[begin PROVIDED RECORDS]

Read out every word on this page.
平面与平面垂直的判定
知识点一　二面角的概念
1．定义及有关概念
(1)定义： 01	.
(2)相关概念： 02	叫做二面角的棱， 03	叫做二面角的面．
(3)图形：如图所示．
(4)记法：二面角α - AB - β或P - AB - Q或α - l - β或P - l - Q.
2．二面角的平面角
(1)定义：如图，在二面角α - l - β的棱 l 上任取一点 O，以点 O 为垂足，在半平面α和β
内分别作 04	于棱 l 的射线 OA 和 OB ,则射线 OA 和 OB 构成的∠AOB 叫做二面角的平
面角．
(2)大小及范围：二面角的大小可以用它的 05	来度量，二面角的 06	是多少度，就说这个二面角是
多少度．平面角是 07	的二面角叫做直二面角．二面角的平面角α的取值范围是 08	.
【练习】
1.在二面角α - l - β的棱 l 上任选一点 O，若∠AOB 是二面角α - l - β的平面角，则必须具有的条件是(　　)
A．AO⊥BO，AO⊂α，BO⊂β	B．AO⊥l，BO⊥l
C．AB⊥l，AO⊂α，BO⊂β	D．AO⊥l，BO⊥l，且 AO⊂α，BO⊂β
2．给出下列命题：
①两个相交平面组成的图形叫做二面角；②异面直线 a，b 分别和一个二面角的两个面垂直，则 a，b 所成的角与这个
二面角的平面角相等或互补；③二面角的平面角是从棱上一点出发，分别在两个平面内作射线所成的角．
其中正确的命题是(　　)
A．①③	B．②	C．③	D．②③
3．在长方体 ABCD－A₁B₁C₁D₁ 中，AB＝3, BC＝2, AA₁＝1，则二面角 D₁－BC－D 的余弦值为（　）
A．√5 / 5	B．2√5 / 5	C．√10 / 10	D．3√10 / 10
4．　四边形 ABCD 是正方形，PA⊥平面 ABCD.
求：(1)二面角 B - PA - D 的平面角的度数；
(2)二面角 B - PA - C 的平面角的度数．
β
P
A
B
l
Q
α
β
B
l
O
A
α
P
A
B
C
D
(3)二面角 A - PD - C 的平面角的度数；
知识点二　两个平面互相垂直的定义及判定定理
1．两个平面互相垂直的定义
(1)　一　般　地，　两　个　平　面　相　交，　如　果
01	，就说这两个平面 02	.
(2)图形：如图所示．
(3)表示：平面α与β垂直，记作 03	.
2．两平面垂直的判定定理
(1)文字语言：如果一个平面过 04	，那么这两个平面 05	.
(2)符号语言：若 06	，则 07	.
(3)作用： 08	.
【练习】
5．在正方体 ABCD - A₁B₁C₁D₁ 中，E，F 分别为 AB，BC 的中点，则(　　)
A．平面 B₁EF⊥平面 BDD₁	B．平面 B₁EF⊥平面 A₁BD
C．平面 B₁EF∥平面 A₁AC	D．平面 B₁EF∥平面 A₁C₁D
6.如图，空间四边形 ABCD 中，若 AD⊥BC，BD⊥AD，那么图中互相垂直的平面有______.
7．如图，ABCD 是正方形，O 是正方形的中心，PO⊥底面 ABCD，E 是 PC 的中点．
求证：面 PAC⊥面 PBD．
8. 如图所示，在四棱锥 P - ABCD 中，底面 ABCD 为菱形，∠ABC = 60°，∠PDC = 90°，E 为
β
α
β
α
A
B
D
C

[end PROVIDED RECORDS]

EXERCISE REQUIREMENTS: Produce an exact copy of every entry above.

RESPONSE FOR THIS EXERCISE:
Read out every word on this page.
平面与平面垂直的判定
知识点一　二面角的概念
1．定义及有关概念
(1)定义： 01	.
(2)相关概念： 02	叫做二面角的棱， 03	叫做二面角的面．
(3)图形：如图所示．
(4)记法：二面角α - AB - β或P - AB - Q或α - l - β或P - l - Q.
2．二面角的平面角
(1)定义：如图，在二面角α - l - β的棱 l 上任取一点 O，以点 O 为垂足，在半平面α和β
内分别作 04	于棱 l 的射线 OA 和 OB ,则射线 OA 和 OB 构成的∠AOB 叫做二面角的平
面角．
(2)大小及范围：二面角的大小可以用它的 05	来度量，二面角的 06	是多少度，就说这个二面角是
多少度．平面角是 07	的二面角叫做直二面角．二面角的平面角α的取值范围是 08	.
【练习】
1.在二面角α - l - β的棱 l 上任选一点 O，若∠AOB 是二面角α - l - β的平面角，则必须具有的条件是(　　)
A．AO⊥BO，AO⊂α，BO⊂β	B．AO⊥l，BO⊥l
C．AB⊥l，AO⊂α，BO⊂β	D．AO⊥l，BO⊥l，且 AO⊂α，BO⊂β
2．给出下列命题：
①两个相交平面组成的图形叫做二面角；②异面直线 a，b 分别和一个二面角的两个面垂直，则 a，b 所成的角与这个
二面角的平面角相等或互补；③二面角的平面角是从棱上一点出发，分别在两个平面内作射线所成的角．
其中正确的命题是(　　)
A．①③	B．②	C．③	D．②③
3．在长方体 ABCD－A₁B₁C₁D₁ 中，AB＝3, BC＝2, AA₁＝1，则二面角 D₁－BC－D 的余弦值为（　）
A．√5 / 5	B．2√5 / 5	C．√10 / 10	D．3√10 / 10
4．　四边形 ABCD 是正方形，PA⊥平面 ABCD.
求：(1)二面角 B - PA - D 的平面角的度数；
(2)二面角 B - PA - C 的平面角的度数．
β
P
A
B
l
Q
α
β
B
l
O
A
α
P
A
B
C
D
(3)二面角 A - PD - C 的平面角的度数；
知识点二　两个平面互相垂直的定义及判定定理
1．两个平面互相垂直的定义
(1)　一　般　地，　两　个　平　面　相　交，　如　果
01	，就说这两个平面 02	.
(2)图形：如图所示．
(3)表示：平面α与β垂直，记作 03	.
2．两平面垂直的判定定理
(1)文字语言：如果一个平面过 04	，那么这两个平面 05	.
(2)符号语言：若 06	，则 07	.
(3)作用： 08	.
【练习】
5．在正方体 ABCD - A₁B₁C₁D₁ 中，E，F 分别为 AB，BC 的中点，则(　　)
A．平面 B₁EF⊥平面 BDD₁	B．平面 B₁EF⊥平面 A₁BD
C．平面 B₁EF∥平面 A₁AC	D．平面 B₁EF∥平面 A₁C₁D
6.如图，空间四边形 ABCD 中，若 AD⊥BC，BD⊥AD，那么图中互相垂直的平面有______.
7．如图，ABCD 是正方形，O 是正方形的中心，PO⊥底面 ABCD，E 是 PC 的中点．
求证：面 PAC⊥面 PBD．
8. 如图所示，在四棱锥 P - ABCD 中，底面 ABCD 为菱形，∠ABC = 60°，∠PDC = 90°，E 为
β
α
β
α
A
B
D
C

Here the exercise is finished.